TASK BRIEF:
Determine the number of lines that have the string "이차방정식의" in them, and give only that number.

DATA LINES:

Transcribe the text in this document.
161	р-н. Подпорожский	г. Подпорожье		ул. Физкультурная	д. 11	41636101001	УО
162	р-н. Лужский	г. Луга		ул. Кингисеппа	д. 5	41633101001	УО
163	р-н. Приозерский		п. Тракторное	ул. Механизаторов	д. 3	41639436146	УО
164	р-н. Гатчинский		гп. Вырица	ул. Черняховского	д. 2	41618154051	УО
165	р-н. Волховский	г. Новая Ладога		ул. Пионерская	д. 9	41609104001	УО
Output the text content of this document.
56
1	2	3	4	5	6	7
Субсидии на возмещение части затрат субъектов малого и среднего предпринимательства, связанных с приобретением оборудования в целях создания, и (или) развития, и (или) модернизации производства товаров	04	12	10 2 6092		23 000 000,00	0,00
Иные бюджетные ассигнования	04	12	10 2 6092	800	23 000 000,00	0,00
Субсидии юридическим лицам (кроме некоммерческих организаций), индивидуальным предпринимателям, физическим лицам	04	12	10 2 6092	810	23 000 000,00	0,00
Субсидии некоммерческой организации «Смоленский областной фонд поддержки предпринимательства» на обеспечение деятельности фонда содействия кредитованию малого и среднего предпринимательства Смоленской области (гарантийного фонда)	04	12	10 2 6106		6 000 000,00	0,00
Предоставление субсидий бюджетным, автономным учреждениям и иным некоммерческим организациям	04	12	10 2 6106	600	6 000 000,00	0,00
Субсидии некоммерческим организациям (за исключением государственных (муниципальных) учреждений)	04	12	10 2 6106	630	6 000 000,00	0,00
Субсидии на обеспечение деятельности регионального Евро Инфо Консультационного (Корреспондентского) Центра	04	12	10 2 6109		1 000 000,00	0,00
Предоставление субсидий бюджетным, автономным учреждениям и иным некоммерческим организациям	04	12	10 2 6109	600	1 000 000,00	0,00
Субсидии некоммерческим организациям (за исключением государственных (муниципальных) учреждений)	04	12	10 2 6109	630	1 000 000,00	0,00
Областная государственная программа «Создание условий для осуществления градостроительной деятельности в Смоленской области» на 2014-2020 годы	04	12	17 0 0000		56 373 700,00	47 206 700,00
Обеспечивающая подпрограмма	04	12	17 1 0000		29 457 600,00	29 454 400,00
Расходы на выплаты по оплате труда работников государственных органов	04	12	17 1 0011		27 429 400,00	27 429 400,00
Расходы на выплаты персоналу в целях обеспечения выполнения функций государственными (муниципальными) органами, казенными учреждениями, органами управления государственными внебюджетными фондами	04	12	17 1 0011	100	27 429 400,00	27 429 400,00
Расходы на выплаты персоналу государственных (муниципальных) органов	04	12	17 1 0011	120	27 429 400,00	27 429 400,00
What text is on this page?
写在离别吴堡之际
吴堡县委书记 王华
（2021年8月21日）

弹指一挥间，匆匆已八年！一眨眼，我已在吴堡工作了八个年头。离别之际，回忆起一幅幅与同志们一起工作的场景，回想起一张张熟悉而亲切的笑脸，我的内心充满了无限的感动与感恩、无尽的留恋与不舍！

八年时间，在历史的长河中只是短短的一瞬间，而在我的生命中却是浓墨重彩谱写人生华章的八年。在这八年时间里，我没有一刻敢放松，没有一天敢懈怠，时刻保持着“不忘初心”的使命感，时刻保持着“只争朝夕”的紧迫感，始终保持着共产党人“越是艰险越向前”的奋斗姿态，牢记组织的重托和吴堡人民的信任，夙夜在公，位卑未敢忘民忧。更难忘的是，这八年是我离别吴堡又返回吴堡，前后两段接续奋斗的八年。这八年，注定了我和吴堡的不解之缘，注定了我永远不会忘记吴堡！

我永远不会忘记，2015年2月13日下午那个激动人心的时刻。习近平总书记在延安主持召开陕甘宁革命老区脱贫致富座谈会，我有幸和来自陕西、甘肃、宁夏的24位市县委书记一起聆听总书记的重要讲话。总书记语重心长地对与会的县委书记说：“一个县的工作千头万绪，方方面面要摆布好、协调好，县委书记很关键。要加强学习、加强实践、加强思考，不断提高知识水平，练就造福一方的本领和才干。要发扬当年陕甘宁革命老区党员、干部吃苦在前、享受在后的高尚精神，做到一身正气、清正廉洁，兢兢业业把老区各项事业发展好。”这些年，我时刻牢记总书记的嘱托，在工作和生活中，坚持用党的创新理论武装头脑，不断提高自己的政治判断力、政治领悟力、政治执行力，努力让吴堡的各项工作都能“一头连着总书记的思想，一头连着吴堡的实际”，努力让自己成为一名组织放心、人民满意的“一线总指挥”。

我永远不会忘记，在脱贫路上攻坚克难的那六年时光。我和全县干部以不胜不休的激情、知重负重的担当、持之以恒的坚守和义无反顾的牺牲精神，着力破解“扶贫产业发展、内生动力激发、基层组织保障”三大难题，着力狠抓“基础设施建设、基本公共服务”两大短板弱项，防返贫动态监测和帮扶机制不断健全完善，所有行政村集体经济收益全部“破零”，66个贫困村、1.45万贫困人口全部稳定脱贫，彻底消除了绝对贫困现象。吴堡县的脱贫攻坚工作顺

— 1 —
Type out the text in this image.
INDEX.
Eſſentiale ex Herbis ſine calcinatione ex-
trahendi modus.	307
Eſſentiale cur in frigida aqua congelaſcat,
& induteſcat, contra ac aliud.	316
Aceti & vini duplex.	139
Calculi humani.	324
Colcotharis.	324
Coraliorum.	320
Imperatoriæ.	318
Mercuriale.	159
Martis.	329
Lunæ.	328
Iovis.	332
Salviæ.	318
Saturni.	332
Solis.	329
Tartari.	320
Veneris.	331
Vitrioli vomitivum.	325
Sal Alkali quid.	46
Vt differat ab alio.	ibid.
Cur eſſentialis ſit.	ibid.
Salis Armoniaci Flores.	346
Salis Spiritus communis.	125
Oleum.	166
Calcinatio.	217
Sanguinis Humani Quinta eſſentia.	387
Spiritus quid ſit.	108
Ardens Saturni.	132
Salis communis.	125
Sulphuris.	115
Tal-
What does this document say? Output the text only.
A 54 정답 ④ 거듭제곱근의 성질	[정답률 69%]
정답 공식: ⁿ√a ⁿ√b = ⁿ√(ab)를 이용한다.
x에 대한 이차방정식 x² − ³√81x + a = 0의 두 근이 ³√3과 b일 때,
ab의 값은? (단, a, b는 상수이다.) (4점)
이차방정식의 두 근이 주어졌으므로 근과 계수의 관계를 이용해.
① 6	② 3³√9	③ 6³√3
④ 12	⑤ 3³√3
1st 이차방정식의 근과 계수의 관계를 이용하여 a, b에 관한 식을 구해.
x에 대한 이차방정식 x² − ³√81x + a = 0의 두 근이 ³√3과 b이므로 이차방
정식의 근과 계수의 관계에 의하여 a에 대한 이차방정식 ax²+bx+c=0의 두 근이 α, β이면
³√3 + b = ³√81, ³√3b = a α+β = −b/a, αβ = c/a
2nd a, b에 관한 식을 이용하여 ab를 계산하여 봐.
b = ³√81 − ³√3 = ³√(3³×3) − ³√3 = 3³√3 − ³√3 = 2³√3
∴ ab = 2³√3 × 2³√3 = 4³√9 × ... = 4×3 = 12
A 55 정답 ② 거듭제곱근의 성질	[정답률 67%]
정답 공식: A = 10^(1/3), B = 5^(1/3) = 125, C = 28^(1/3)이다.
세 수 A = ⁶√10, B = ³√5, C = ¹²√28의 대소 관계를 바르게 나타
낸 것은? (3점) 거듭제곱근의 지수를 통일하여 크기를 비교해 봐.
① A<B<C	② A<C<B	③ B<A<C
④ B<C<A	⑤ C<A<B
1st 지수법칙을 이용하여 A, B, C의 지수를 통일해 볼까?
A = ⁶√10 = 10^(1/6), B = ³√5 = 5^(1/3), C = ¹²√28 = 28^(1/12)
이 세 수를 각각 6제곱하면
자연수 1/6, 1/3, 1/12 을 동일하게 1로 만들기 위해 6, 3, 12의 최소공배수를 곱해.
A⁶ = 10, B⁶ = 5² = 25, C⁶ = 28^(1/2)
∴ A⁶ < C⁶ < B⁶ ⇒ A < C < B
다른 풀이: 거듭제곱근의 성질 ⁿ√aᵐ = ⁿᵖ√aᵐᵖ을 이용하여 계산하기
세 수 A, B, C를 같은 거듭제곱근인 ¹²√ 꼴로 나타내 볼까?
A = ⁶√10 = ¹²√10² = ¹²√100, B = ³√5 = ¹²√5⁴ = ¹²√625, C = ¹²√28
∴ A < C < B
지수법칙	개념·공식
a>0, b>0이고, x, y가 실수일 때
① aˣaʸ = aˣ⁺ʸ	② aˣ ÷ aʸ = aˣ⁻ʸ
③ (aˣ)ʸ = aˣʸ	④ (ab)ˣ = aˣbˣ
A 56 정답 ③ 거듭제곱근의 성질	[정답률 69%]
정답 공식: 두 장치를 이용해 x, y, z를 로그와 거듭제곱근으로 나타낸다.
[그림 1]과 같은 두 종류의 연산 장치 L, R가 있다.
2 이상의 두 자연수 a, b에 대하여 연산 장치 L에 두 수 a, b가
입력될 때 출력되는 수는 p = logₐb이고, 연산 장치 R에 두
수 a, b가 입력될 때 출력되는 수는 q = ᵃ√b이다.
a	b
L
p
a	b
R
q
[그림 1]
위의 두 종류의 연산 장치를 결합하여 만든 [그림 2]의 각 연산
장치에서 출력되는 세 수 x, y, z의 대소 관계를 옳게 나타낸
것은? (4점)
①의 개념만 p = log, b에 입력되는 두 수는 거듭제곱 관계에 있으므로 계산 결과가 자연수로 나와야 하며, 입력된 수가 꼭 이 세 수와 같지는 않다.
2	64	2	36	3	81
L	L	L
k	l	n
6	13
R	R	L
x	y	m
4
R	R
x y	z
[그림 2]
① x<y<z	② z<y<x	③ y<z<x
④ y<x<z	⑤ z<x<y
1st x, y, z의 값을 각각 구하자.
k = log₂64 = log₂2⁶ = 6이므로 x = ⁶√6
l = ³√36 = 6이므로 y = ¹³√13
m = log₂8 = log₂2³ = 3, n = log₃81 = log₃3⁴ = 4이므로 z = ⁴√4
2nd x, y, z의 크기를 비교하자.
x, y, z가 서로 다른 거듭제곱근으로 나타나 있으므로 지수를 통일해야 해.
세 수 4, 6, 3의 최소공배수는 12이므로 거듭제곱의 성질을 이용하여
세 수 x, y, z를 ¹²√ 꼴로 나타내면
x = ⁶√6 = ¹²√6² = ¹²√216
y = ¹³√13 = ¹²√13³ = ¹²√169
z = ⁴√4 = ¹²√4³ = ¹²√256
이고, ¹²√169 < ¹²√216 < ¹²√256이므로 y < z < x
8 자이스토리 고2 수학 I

WRITTEN REPLY:
2